* EXERCISE DETAILS: Each line containing the word "name" must be collected.

* DATASET EXCERPTS:
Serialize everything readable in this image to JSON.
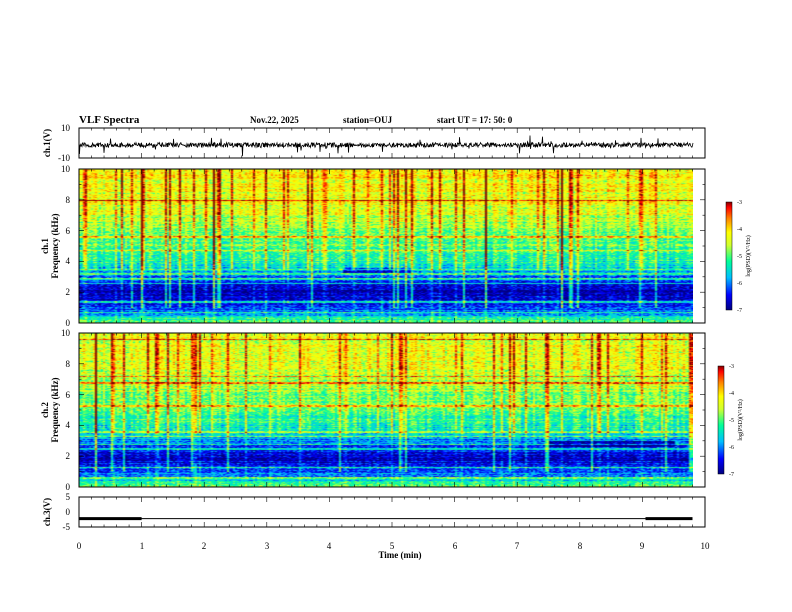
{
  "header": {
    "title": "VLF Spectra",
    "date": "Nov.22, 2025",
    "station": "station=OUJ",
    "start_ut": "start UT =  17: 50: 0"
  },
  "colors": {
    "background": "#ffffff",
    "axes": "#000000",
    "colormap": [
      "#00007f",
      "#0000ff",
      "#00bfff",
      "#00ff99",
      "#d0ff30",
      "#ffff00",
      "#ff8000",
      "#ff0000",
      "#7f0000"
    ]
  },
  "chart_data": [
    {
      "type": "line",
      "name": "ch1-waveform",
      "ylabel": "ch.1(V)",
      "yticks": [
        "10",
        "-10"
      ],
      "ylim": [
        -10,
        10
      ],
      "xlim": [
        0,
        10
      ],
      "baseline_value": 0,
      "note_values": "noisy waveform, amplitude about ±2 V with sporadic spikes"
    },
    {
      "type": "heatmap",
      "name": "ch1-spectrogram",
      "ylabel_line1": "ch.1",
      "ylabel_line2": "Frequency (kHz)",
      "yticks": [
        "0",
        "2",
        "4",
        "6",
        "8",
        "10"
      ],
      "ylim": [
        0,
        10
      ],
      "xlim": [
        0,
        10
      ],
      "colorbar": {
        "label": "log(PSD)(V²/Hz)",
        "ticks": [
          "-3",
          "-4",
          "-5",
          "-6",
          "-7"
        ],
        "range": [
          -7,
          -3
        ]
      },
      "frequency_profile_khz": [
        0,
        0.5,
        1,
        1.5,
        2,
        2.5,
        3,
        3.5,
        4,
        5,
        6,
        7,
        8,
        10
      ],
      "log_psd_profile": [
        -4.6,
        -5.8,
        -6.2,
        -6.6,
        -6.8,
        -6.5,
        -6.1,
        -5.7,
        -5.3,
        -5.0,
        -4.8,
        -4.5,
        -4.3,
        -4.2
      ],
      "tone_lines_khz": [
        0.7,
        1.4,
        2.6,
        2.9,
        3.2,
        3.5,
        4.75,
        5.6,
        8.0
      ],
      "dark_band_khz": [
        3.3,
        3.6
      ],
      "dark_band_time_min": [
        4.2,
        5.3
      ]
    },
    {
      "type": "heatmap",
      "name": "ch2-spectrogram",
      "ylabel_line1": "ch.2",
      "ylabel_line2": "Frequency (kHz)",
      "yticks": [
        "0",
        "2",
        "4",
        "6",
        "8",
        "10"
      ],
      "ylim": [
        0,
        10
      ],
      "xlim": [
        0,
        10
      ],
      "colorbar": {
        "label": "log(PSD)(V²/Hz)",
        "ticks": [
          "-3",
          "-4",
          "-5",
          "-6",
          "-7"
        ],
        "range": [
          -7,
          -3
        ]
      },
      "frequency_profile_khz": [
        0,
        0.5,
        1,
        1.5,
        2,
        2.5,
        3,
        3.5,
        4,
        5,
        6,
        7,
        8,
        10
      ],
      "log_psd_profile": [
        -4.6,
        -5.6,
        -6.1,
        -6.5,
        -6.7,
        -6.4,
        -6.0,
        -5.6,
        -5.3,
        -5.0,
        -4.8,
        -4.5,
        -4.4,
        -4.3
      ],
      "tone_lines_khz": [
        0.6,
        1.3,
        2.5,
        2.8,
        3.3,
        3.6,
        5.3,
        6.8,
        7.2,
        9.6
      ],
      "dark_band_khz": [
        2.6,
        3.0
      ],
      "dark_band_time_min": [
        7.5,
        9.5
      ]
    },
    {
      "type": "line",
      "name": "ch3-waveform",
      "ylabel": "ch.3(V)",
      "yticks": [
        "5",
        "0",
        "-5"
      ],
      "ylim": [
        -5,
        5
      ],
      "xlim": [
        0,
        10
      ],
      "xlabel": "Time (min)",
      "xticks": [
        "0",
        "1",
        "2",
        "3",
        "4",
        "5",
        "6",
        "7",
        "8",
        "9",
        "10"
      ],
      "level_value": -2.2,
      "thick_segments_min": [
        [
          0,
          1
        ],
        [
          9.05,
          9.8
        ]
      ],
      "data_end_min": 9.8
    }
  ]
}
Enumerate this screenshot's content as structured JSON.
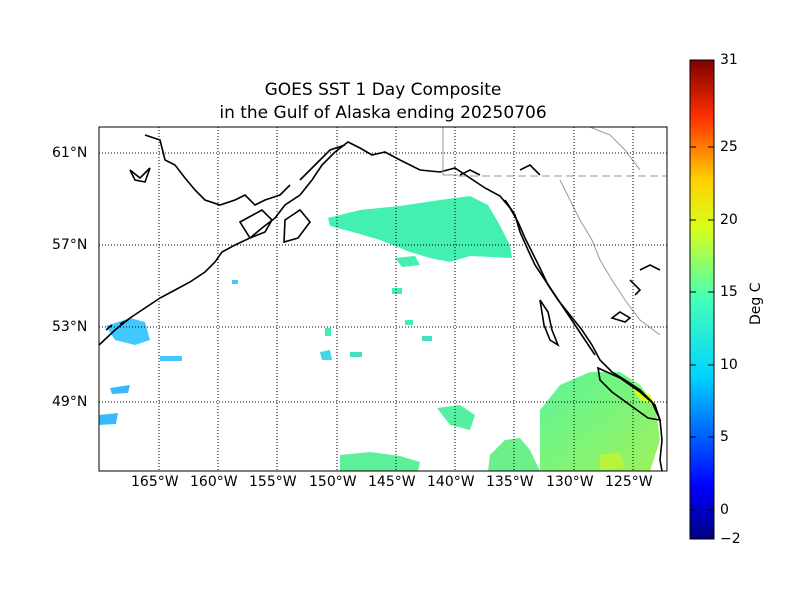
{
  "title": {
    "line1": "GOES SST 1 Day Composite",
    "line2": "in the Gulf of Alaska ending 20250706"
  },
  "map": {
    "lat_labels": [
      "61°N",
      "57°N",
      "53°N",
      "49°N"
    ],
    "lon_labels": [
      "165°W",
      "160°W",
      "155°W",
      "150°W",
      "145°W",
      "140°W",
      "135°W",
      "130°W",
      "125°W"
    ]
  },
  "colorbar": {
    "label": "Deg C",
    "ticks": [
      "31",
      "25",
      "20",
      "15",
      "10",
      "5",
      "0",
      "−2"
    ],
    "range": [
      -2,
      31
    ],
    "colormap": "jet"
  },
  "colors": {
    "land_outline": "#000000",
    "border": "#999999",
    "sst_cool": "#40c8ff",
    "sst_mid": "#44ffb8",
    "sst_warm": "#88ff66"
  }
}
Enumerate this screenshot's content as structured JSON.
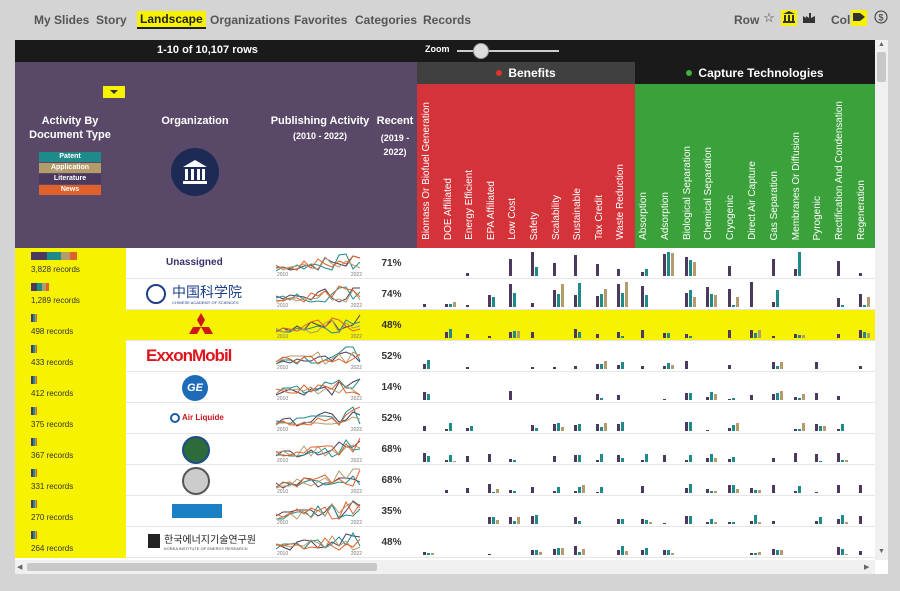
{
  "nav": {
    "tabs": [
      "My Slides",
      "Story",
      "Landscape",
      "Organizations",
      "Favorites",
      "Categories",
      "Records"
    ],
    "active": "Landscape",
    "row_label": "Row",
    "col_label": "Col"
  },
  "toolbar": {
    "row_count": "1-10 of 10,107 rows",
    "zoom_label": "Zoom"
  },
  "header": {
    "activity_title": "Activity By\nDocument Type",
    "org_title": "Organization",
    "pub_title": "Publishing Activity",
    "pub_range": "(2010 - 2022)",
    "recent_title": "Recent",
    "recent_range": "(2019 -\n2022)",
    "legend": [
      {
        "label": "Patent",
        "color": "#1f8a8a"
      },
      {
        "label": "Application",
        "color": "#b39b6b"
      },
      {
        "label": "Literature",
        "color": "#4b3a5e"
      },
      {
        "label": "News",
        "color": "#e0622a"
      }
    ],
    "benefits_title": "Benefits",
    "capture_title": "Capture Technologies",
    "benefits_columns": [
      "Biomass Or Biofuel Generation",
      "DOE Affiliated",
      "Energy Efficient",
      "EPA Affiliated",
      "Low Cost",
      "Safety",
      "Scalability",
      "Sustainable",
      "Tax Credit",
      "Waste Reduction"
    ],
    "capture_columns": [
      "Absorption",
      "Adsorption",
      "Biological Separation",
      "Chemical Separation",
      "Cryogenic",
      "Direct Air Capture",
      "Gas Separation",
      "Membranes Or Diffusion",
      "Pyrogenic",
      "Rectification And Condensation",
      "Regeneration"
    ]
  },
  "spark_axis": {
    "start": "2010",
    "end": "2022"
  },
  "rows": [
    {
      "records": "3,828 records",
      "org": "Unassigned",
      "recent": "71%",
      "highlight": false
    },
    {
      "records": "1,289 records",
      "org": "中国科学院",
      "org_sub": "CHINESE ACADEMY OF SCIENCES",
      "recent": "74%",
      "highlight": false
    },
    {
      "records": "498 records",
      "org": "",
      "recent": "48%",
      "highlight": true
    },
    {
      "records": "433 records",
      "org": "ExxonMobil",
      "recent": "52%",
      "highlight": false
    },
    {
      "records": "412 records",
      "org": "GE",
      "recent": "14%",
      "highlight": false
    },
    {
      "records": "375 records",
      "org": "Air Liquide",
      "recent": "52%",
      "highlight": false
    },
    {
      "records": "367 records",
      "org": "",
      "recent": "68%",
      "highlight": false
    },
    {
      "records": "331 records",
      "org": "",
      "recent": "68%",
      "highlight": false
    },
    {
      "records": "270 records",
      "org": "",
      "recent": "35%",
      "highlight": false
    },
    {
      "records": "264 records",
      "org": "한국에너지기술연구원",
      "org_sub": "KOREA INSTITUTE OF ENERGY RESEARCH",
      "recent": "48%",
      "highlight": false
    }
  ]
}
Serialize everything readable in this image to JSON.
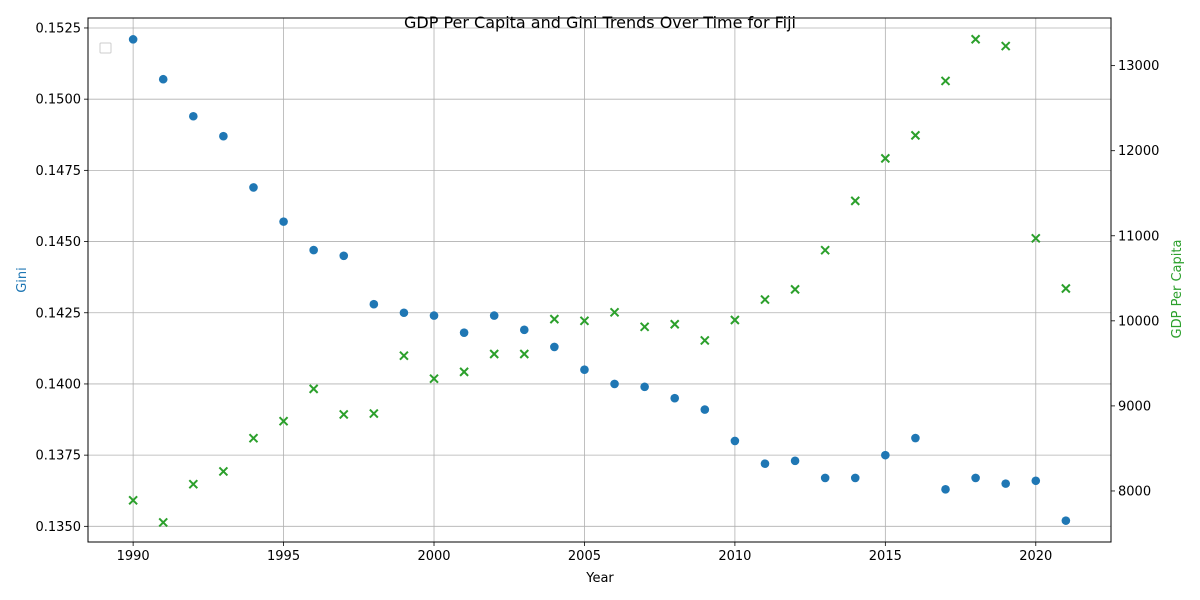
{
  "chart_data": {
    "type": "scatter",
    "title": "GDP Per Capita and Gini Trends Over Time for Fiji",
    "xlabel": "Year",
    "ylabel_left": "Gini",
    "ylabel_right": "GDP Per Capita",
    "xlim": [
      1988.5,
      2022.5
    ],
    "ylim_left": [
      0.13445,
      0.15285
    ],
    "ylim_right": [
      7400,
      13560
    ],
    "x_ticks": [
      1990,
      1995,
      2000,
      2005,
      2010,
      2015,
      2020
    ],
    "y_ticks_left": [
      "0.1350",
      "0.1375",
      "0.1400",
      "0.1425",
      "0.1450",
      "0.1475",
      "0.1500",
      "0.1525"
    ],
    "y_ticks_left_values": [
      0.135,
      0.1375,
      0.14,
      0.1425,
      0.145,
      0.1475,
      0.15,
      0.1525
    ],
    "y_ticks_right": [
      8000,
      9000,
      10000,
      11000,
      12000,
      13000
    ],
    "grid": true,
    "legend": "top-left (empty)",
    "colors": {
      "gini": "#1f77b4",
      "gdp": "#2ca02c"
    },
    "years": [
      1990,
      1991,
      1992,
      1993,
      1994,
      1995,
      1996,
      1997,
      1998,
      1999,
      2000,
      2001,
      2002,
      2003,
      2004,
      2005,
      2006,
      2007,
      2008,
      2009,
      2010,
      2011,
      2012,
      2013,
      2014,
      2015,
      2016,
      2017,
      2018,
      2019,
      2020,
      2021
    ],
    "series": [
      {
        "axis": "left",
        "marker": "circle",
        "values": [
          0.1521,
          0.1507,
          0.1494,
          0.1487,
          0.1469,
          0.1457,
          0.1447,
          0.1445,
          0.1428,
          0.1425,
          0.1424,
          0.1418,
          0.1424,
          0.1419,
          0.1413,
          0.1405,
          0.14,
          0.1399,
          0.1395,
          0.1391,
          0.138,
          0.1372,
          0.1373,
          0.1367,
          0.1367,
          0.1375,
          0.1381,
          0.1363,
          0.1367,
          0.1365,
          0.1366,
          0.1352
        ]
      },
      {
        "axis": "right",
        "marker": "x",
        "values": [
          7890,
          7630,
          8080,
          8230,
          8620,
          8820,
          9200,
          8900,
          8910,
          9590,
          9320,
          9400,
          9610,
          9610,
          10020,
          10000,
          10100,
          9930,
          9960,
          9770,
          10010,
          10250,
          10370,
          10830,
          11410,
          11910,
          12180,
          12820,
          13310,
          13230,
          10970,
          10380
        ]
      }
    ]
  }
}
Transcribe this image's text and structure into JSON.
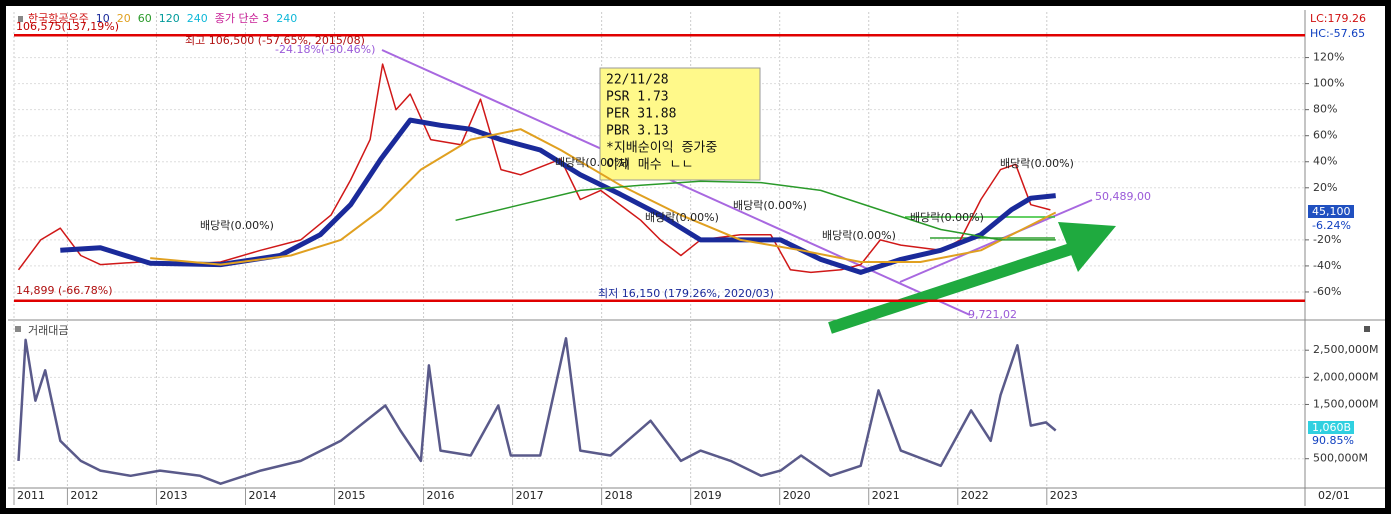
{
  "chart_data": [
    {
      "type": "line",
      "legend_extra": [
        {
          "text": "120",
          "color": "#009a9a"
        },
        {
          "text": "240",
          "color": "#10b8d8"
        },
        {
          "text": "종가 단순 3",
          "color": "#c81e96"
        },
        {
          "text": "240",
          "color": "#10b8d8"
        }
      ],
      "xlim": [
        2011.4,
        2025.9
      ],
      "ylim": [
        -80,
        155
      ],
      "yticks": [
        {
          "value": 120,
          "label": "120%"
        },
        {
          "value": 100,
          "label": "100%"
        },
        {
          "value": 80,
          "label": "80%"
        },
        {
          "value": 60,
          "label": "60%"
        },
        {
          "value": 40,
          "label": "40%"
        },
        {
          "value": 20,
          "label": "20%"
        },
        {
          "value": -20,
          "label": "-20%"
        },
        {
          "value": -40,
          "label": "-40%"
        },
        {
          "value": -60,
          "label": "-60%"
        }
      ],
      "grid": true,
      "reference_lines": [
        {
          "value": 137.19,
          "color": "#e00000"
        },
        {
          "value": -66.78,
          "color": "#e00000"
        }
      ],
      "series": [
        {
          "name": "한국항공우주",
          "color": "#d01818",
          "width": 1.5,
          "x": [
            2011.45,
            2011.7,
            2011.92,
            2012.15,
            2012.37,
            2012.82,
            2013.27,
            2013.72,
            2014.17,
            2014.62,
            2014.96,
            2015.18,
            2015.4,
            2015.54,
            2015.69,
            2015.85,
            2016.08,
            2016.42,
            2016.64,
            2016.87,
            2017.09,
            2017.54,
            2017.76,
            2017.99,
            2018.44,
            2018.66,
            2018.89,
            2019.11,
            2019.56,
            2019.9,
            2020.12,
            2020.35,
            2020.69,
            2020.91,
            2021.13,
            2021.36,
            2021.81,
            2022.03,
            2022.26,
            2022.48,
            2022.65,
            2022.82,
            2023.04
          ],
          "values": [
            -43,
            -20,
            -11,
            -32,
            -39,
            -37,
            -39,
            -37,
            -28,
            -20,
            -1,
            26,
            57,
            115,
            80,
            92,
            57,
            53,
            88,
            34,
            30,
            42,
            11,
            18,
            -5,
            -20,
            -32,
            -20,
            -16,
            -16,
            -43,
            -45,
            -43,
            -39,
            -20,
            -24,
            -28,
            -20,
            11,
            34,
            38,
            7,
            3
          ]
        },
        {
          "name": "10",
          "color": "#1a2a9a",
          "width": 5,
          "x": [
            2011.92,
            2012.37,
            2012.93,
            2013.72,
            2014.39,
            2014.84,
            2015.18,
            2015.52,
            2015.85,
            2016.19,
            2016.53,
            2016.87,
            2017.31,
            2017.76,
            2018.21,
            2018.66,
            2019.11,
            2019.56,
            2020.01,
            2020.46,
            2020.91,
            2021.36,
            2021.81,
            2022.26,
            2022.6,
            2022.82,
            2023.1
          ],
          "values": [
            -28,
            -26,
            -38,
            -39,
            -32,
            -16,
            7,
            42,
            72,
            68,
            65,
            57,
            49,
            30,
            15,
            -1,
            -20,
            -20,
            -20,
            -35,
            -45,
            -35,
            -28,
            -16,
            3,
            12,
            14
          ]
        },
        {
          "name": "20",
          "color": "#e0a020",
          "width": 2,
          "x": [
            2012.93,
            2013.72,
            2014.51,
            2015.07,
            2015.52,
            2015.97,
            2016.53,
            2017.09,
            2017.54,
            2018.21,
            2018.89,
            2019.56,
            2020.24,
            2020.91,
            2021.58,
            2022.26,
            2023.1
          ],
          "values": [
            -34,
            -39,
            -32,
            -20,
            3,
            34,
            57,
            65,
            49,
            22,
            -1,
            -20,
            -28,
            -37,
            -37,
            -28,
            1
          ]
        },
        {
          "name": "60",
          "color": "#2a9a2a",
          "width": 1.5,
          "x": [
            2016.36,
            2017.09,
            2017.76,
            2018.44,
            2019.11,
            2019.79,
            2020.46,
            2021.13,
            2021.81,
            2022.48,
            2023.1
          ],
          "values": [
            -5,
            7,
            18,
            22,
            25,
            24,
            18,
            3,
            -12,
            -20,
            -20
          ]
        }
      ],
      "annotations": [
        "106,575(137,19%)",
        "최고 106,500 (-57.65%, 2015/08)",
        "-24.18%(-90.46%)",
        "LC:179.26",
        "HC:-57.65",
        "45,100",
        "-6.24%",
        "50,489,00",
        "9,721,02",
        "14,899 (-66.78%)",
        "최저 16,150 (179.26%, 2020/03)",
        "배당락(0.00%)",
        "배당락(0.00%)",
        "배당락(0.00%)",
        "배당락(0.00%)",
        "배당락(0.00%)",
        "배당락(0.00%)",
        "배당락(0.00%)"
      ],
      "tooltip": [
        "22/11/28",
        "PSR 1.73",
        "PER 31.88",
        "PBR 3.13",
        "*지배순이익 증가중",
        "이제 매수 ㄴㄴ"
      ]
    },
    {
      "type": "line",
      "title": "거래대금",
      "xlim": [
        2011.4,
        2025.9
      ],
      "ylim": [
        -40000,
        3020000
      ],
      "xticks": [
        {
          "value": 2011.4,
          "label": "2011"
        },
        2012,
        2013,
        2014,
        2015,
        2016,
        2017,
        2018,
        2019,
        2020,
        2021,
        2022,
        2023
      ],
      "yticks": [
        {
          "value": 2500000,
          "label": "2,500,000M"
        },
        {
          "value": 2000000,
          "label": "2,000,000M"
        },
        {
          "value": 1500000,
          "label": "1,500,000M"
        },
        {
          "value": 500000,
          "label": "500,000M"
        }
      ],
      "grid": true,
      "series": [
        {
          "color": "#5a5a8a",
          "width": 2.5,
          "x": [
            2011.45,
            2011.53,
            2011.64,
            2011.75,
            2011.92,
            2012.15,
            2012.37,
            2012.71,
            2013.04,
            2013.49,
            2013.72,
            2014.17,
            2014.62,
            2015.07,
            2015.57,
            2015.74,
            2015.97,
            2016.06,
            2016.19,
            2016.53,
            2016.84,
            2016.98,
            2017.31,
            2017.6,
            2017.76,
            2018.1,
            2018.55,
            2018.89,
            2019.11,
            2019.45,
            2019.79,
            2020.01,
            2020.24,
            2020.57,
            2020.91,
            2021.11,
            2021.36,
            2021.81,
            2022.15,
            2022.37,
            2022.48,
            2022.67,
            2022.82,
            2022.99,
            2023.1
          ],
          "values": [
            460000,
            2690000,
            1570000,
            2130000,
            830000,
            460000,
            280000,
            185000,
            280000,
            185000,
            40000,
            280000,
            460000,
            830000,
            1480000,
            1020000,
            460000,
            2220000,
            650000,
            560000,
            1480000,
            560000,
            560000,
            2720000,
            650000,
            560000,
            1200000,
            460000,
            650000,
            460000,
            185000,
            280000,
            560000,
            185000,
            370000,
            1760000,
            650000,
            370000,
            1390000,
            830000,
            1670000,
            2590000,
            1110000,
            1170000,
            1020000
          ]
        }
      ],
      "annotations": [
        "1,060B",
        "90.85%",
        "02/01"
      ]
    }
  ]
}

* SOLUTION BELOW:
      "name": "ch1-waveform",
      "name": "ch1-spectrogram",
      "name": "ch2-spectrogram",
      "name": "ch3-waveform",
          "name": "한국항공우주",
          "name": "10",
          "name": "20",
          "name": "60",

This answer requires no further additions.